Each of the entries should be retyped precisely as it appears.

→ **Record list**:
** Start **

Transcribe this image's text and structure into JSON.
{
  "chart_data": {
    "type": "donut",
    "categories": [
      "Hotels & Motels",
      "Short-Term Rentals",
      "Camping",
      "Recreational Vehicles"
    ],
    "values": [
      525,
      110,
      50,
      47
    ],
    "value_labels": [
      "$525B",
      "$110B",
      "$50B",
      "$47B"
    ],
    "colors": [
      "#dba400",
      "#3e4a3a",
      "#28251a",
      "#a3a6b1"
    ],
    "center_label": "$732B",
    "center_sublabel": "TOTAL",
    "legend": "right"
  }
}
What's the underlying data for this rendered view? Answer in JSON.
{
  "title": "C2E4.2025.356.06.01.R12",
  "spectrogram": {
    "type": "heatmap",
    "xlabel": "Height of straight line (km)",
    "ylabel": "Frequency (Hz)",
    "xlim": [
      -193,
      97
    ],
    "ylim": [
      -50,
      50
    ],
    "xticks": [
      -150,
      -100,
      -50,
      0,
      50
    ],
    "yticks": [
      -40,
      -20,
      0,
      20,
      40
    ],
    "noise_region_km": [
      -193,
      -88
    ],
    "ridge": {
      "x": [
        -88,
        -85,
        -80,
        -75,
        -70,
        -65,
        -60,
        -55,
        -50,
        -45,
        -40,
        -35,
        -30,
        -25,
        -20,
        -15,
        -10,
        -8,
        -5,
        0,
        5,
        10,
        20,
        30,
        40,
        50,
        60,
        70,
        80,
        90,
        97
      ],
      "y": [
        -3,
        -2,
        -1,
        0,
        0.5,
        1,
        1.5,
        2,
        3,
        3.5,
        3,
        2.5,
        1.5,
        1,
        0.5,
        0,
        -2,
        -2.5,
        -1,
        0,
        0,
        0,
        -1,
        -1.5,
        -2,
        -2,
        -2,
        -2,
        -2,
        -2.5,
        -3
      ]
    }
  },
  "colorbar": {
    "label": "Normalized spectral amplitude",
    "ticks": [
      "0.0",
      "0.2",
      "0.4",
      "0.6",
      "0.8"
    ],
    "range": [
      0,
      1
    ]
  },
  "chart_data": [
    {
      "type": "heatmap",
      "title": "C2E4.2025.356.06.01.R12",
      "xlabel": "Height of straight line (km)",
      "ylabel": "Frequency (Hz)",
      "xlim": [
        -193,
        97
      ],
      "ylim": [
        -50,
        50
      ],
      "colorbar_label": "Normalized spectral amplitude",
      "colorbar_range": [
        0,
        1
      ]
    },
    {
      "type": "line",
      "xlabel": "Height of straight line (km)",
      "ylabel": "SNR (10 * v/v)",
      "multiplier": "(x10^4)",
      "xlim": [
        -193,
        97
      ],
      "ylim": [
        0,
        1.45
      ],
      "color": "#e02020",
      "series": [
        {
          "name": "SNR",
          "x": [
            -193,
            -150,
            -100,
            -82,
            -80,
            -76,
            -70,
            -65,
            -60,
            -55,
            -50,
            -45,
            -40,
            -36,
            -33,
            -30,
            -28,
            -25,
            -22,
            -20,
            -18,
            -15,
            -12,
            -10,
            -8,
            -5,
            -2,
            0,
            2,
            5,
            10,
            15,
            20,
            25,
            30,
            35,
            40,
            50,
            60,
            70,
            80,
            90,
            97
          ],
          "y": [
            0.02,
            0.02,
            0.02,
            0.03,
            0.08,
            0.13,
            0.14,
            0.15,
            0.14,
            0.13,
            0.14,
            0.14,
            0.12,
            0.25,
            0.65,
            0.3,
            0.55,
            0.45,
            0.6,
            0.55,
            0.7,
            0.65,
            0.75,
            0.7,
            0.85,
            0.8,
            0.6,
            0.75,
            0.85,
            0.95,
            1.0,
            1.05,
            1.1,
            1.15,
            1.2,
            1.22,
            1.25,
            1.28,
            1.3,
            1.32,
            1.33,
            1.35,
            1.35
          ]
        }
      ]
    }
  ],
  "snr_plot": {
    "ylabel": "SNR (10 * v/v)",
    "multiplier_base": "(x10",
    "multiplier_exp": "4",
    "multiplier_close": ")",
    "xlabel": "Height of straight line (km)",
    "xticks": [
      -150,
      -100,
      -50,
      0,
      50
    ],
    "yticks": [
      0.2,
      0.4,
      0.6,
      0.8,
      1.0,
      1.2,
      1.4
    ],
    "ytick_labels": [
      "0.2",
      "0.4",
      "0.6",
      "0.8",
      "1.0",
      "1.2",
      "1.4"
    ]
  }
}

** End **

→ **Exercise response**:
Transcribe this image's text and structure into JSON.
{
  "chart_data": {
    "type": "donut",
    "categories": [
      "Hotels & Motels",
      "Short-Term Rentals",
      "Camping",
      "Recreational Vehicles"
    ],
    "values": [
      525,
      110,
      50,
      47
    ],
    "value_labels": [
      "$525B",
      "$110B",
      "$50B",
      "$47B"
    ],
    "colors": [
      "#dba400",
      "#3e4a3a",
      "#28251a",
      "#a3a6b1"
    ],
    "center_label": "$732B",
    "center_sublabel": "TOTAL",
    "legend": "right"
  }
}
What's the underlying data for this rendered view? Answer in JSON.
{
  "title": "C2E4.2025.356.06.01.R12",
  "spectrogram": {
    "type": "heatmap",
    "xlabel": "Height of straight line (km)",
    "ylabel": "Frequency (Hz)",
    "xlim": [
      -193,
      97
    ],
    "ylim": [
      -50,
      50
    ],
    "xticks": [
      -150,
      -100,
      -50,
      0,
      50
    ],
    "yticks": [
      -40,
      -20,
      0,
      20,
      40
    ],
    "noise_region_km": [
      -193,
      -88
    ],
    "ridge": {
      "x": [
        -88,
        -85,
        -80,
        -75,
        -70,
        -65,
        -60,
        -55,
        -50,
        -45,
        -40,
        -35,
        -30,
        -25,
        -20,
        -15,
        -10,
        -8,
        -5,
        0,
        5,
        10,
        20,
        30,
        40,
        50,
        60,
        70,
        80,
        90,
        97
      ],
      "y": [
        -3,
        -2,
        -1,
        0,
        0.5,
        1,
        1.5,
        2,
        3,
        3.5,
        3,
        2.5,
        1.5,
        1,
        0.5,
        0,
        -2,
        -2.5,
        -1,
        0,
        0,
        0,
        -1,
        -1.5,
        -2,
        -2,
        -2,
        -2,
        -2,
        -2.5,
        -3
      ]
    }
  },
  "colorbar": {
    "label": "Normalized spectral amplitude",
    "ticks": [
      "0.0",
      "0.2",
      "0.4",
      "0.6",
      "0.8"
    ],
    "range": [
      0,
      1
    ]
  },
  "chart_data": [
    {
      "type": "heatmap",
      "title": "C2E4.2025.356.06.01.R12",
      "xlabel": "Height of straight line (km)",
      "ylabel": "Frequency (Hz)",
      "xlim": [
        -193,
        97
      ],
      "ylim": [
        -50,
        50
      ],
      "colorbar_label": "Normalized spectral amplitude",
      "colorbar_range": [
        0,
        1
      ]
    },
    {
      "type": "line",
      "xlabel": "Height of straight line (km)",
      "ylabel": "SNR (10 * v/v)",
      "multiplier": "(x10^4)",
      "xlim": [
        -193,
        97
      ],
      "ylim": [
        0,
        1.45
      ],
      "color": "#e02020",
      "series": [
        {
          "name": "SNR",
          "x": [
            -193,
            -150,
            -100,
            -82,
            -80,
            -76,
            -70,
            -65,
            -60,
            -55,
            -50,
            -45,
            -40,
            -36,
            -33,
            -30,
            -28,
            -25,
            -22,
            -20,
            -18,
            -15,
            -12,
            -10,
            -8,
            -5,
            -2,
            0,
            2,
            5,
            10,
            15,
            20,
            25,
            30,
            35,
            40,
            50,
            60,
            70,
            80,
            90,
            97
          ],
          "y": [
            0.02,
            0.02,
            0.02,
            0.03,
            0.08,
            0.13,
            0.14,
            0.15,
            0.14,
            0.13,
            0.14,
            0.14,
            0.12,
            0.25,
            0.65,
            0.3,
            0.55,
            0.45,
            0.6,
            0.55,
            0.7,
            0.65,
            0.75,
            0.7,
            0.85,
            0.8,
            0.6,
            0.75,
            0.85,
            0.95,
            1.0,
            1.05,
            1.1,
            1.15,
            1.2,
            1.22,
            1.25,
            1.28,
            1.3,
            1.32,
            1.33,
            1.35,
            1.35
          ]
        }
      ]
    }
  ],
  "snr_plot": {
    "ylabel": "SNR (10 * v/v)",
    "multiplier_base": "(x10",
    "multiplier_exp": "4",
    "multiplier_close": ")",
    "xlabel": "Height of straight line (km)",
    "xticks": [
      -150,
      -100,
      -50,
      0,
      50
    ],
    "yticks": [
      0.2,
      0.4,
      0.6,
      0.8,
      1.0,
      1.2,
      1.4
    ],
    "ytick_labels": [
      "0.2",
      "0.4",
      "0.6",
      "0.8",
      "1.0",
      "1.2",
      "1.4"
    ]
  }
}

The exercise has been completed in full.